▸ Given request
Repeat the material below exactly, line for line.

▸ Information supplied
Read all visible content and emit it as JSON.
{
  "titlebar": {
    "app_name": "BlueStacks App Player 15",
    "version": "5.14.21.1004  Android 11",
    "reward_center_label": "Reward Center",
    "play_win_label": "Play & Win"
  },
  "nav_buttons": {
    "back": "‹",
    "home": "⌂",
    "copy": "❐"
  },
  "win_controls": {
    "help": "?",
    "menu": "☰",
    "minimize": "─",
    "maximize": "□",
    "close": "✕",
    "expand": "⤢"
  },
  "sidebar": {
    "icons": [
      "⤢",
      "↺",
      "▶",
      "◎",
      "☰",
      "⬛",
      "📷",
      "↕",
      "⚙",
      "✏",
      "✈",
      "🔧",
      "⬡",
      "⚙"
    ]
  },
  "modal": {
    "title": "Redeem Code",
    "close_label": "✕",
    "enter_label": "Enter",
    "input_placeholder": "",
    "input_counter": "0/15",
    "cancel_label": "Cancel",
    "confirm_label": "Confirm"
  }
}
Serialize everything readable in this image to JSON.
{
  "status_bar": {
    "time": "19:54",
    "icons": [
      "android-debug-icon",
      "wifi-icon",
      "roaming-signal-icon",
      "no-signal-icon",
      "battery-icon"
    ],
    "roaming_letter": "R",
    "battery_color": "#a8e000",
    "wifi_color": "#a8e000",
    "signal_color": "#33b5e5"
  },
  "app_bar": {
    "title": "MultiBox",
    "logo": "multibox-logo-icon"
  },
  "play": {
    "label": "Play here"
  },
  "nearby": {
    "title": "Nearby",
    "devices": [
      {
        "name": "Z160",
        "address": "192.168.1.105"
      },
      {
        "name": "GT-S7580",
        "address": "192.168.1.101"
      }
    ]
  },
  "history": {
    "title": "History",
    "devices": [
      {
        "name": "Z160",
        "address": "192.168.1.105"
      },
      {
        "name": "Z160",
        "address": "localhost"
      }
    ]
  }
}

▸ The solution
Read all visible content and emit it as JSON.
{
  "titlebar": {
    "app_name": "BlueStacks App Player 15",
    "version": "5.14.21.1004  Android 11",
    "reward_center_label": "Reward Center",
    "play_win_label": "Play & Win"
  },
  "nav_buttons": {
    "back": "‹",
    "home": "⌂",
    "copy": "❐"
  },
  "win_controls": {
    "help": "?",
    "menu": "☰",
    "minimize": "─",
    "maximize": "□",
    "close": "✕",
    "expand": "⤢"
  },
  "sidebar": {
    "icons": [
      "⤢",
      "↺",
      "▶",
      "◎",
      "☰",
      "⬛",
      "📷",
      "↕",
      "⚙",
      "✏",
      "✈",
      "🔧",
      "⬡",
      "⚙"
    ]
  },
  "modal": {
    "title": "Redeem Code",
    "close_label": "✕",
    "enter_label": "Enter",
    "input_placeholder": "",
    "input_counter": "0/15",
    "cancel_label": "Cancel",
    "confirm_label": "Confirm"
  }
}
Serialize everything readable in this image to JSON.
{
  "status_bar": {
    "time": "19:54",
    "icons": [
      "android-debug-icon",
      "wifi-icon",
      "roaming-signal-icon",
      "no-signal-icon",
      "battery-icon"
    ],
    "roaming_letter": "R",
    "battery_color": "#a8e000",
    "wifi_color": "#a8e000",
    "signal_color": "#33b5e5"
  },
  "app_bar": {
    "title": "MultiBox",
    "logo": "multibox-logo-icon"
  },
  "play": {
    "label": "Play here"
  },
  "nearby": {
    "title": "Nearby",
    "devices": [
      {
        "name": "Z160",
        "address": "192.168.1.105"
      },
      {
        "name": "GT-S7580",
        "address": "192.168.1.101"
      }
    ]
  },
  "history": {
    "title": "History",
    "devices": [
      {
        "name": "Z160",
        "address": "192.168.1.105"
      },
      {
        "name": "Z160",
        "address": "localhost"
      }
    ]
  }
}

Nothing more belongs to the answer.